▶ **Extrait choisi**:
--------------------------------
Le nationalisme mène-t-il toujours au fascisme ?

Xosé M. Núñez Seixas, Professor of Modern and Contemporary History, Universidade de Santiago de Compostela

Souvent associé à l’extrême droite, le nationalisme peut aussi servir des projets progressistes. La spécificité du fascisme réside dans la réappropriation du nationalisme à des fins de domination et d’exclusion.
Texte intégral (1647 mots)

Souvent associé à l’extrême droite, le nationalisme peut aussi servir des projets progressistes d’autodétermination. La spécificité du fascisme réside dans la réappropriation ethnique et autoritaire du nationalisme à des fins de domination et d’exclusion.


Le nationalisme est généralement considéré comme l’apanage de la droite politique, et il a longtemps été un pilier des gouvernements autoritaires et fascistes à travers le monde. Dans les pays démocratiques, le terme « nationalisme » est associé au chauvinisme national – une croyance en la supériorité inhérente de sa propre nation et de ses citoyens –, mais la réalité est plus complexe qu’il n’y paraît.

Pour commencer, il y a peu de différence entre patriotisme et nationalisme, si ce n’est une question de degré d’intensité. La plupart d’entre nous reconnaissent cependant la distinction entre l’amour de son pays et les aspects plus durs, souvent exclusifs ou xénophobes, du nationalisme extrême. Le patriotisme est un nationalisme modéré, mais le nationalisme radical dérive souvent vers la xénophobie.

L’analyse devient encore plus complexe avec le nationalisme infra-étatique ou minoritaire, un phénomène tout à fait différent, souvent associé à des idéaux de gauche ou progressistes. De nombreux partis et idéologies – en Europe, dans les Amériques et ailleurs – utilisent le terme « nationaliste » sans connotation d’extrême droite. Ils présentent plutôt la nation comme une force d’émancipation visant l’autodétermination d’un territoire donné.

Ainsi, le National Party au Suriname, le Parti nationaliste basque, le Scottish National Party et le Bloc nationaliste galicien. Certains grands mouvements de gauche européens, comme le parti irlandais Sinn Féin, sont farouchement nationalistes, tandis que d’autres, comme le gallois Plaid Cymru, adhèrent à des principes éco-socialistes.
--------------------------------
▶ **Travail demandé**:
a. Indiquez si chacun des énoncés suivants concorde avec l'extrait, en répondant par oui ou par non et en citant à l'identique les mots de l'extrait qui tranchent : (i) le patriotisme y est présenté comme une forme modérée de nationalisme ; (ii) le Plaid Cymru y est décrit comme farouchement nationaliste ; (iii) le nationalisme infra-étatique y est dit souvent lié à l'extrême droite.
b. D'après l'extrait, pourquoi l'analyse du nationalisme se complique-t-elle avec le nationalisme infra-étatique ou minoritaire ?
c. Recopiez le passage de l'extrait compris entre « Le nationalisme est » et « qu’il n’y paraît. », ces deux segments inclus.
Appuyez-vous uniquement sur l'extrait.

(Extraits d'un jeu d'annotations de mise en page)
--------------------------------
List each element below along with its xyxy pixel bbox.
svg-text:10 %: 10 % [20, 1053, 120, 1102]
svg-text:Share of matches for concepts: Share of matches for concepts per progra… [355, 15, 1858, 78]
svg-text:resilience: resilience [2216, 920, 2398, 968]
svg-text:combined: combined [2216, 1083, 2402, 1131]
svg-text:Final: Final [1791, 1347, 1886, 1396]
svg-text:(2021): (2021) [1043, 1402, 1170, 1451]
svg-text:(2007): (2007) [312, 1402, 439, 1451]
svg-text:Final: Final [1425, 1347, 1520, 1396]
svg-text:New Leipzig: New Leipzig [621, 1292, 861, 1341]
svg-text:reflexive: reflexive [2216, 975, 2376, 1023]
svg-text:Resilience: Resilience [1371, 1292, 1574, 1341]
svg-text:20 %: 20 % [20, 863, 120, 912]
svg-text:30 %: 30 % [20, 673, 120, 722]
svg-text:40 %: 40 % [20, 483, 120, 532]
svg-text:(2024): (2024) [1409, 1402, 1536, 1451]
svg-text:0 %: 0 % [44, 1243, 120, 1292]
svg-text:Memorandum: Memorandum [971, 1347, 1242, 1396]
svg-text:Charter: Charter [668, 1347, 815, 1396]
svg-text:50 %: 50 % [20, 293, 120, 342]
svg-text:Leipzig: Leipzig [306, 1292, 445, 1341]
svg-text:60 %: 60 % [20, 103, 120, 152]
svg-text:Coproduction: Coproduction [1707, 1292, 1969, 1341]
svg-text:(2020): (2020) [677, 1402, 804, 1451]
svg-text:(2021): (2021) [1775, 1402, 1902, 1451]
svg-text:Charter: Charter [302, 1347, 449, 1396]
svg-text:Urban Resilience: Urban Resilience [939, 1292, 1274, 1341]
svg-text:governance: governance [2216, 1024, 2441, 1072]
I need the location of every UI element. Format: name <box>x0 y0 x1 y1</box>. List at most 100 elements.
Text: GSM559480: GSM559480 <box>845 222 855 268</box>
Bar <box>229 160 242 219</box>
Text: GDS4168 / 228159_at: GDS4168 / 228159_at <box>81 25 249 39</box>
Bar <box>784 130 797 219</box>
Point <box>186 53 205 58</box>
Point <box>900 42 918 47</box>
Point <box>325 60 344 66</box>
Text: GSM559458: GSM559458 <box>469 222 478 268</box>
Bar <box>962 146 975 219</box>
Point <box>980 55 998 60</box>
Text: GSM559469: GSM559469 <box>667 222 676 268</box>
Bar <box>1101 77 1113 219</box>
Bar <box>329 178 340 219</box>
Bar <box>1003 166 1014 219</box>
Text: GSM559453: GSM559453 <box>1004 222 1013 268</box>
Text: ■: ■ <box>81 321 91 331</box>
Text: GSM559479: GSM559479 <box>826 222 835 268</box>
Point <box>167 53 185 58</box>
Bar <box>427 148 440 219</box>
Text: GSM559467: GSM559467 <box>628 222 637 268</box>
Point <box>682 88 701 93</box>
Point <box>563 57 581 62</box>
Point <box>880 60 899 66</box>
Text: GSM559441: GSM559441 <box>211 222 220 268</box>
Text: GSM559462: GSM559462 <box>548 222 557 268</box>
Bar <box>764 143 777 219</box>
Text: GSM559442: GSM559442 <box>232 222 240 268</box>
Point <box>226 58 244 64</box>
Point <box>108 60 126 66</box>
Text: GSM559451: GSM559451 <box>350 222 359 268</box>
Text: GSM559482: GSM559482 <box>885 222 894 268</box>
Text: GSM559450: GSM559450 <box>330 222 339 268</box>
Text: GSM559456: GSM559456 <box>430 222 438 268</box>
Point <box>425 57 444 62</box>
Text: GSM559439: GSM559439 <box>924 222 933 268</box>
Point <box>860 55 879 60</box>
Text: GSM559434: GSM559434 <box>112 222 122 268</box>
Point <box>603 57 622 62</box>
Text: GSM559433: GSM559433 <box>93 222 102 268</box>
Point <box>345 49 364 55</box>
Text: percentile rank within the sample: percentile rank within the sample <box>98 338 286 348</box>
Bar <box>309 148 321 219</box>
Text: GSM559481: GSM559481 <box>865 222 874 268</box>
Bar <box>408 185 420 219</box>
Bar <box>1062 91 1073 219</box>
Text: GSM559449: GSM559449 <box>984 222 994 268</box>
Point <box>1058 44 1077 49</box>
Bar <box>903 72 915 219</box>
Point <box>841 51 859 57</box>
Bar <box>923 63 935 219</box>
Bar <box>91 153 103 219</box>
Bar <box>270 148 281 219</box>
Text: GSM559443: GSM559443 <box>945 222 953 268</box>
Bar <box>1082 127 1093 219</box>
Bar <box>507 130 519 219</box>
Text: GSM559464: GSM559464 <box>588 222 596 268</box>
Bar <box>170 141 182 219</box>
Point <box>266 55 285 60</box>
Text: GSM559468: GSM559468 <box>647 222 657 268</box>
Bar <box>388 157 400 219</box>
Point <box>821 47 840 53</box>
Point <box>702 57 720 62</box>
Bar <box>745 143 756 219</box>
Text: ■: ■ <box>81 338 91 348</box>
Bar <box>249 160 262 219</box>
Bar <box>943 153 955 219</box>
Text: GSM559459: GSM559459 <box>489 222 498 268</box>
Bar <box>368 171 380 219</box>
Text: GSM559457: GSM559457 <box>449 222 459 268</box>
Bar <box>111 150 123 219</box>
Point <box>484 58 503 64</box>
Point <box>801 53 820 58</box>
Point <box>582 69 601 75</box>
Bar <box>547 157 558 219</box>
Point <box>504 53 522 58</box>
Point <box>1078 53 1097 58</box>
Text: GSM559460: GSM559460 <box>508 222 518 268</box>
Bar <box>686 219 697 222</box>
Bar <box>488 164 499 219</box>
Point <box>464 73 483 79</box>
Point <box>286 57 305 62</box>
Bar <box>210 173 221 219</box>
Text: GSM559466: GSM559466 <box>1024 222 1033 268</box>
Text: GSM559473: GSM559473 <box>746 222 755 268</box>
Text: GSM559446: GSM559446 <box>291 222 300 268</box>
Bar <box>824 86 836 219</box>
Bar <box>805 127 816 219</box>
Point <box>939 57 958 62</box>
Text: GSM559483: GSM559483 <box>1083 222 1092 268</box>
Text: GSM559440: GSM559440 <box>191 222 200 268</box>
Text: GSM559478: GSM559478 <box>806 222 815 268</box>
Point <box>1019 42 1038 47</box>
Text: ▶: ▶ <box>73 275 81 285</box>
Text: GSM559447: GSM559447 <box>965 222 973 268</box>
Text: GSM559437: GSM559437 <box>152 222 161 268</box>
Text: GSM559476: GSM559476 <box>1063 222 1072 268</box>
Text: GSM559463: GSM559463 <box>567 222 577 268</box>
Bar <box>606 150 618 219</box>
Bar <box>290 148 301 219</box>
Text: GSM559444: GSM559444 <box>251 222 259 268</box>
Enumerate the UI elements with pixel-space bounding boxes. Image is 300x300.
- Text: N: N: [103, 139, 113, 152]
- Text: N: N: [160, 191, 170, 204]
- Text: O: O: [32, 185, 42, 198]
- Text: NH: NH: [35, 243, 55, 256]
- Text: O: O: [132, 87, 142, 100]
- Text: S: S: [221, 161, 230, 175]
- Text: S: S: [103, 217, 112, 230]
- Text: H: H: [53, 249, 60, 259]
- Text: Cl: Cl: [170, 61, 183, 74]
--------------------------------
▶ **Réponses**:
a.
(i) Oui : « Le patriotisme est un nationalisme modéré ».
(ii) Non : « comme le gallois Plaid Cymru, adhèrent à des principes éco-socialistes ».
(iii) Non : « souvent associé à des idéaux de gauche ou progressistes ».

b. Il s'agit d'un phénomène tout à fait différent, souvent associé à des idéaux de gauche ou progressistes. De nombreux partis emploient le terme « nationaliste » sans connotation d'extrême droite. Ils présentent la nation comme une force d'émancipation visant l'autodétermination d'un territoire donné.

c.
Le nationalisme est généralement considéré comme l’apanage de la droite politique, et il a longtemps été un pilier des gouvernements autoritaires et fascistes à travers le monde. Dans les pays démocratiques, le terme « nationalisme » est associé au chauvinisme national – une croyance en la supériorité inhérente de sa propre nation et de ses citoyens –, mais la réalité est plus complexe qu’il n’y paraît.